■ **EXERCISE AIM**
Say how many lines of the listing below contain "consulares", giving the number and nothing else.

■ **SUPPLIED ENTRIES**

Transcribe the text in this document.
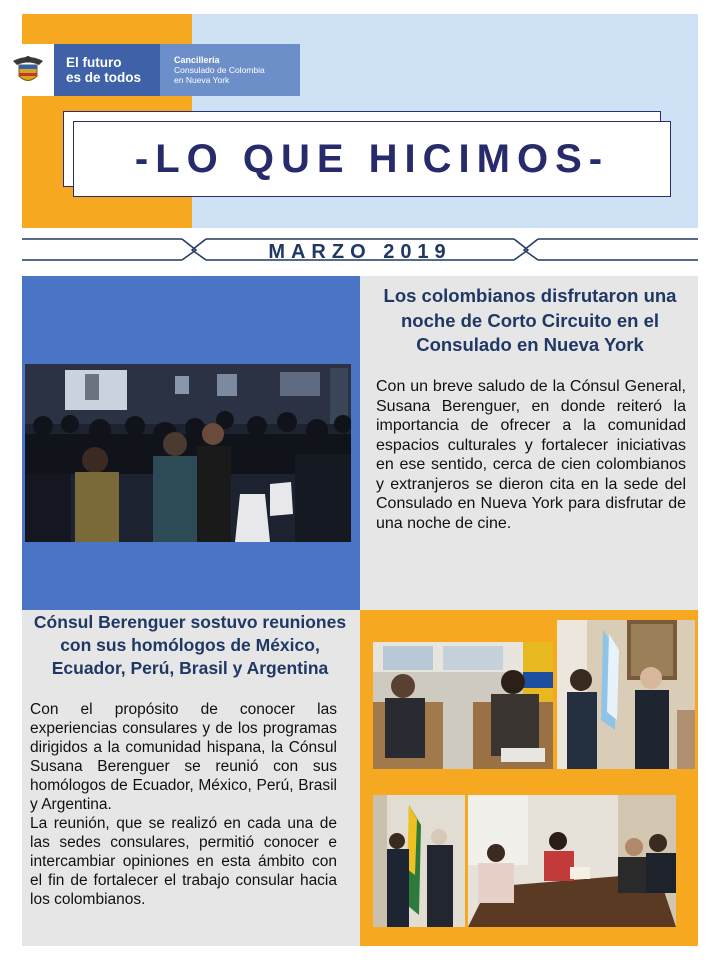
El futuro
es de todos
Cancillería
Consulado de Colombia
en Nueva York
-LO QUE HICIMOS-
MARZO 2019
Los colombianos disfrutaron una noche de Corto Circuito en el Consulado en Nueva York
Con un breve saludo de la Cónsul General, Susana Berenguer, en donde reiteró la importancia de ofrecer a la comunidad espacios culturales y fortalecer iniciativas en ese sentido, cerca de cien colombianos y extranjeros se dieron cita en la sede del Consulado en Nueva York para disfrutar de una noche de cine.
Cónsul Berenguer sostuvo reuniones con sus homólogos de México, Ecuador, Perú, Brasil y Argentina

Con el propósito de conocer las experiencias consulares y de los programas dirigidos a la comunidad hispana, la Cónsul Susana Berenguer se reunió con sus homólogos de Ecuador, México, Perú, Brasil y Argentina.

La reunión, que se realizó en cada una de las sedes consulares, permitió conocer e intercambiar opiniones en esta ámbito con el fin de fortalecer el trabajo consular hacia los colombianos.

■ **WORKED ANSWER**
2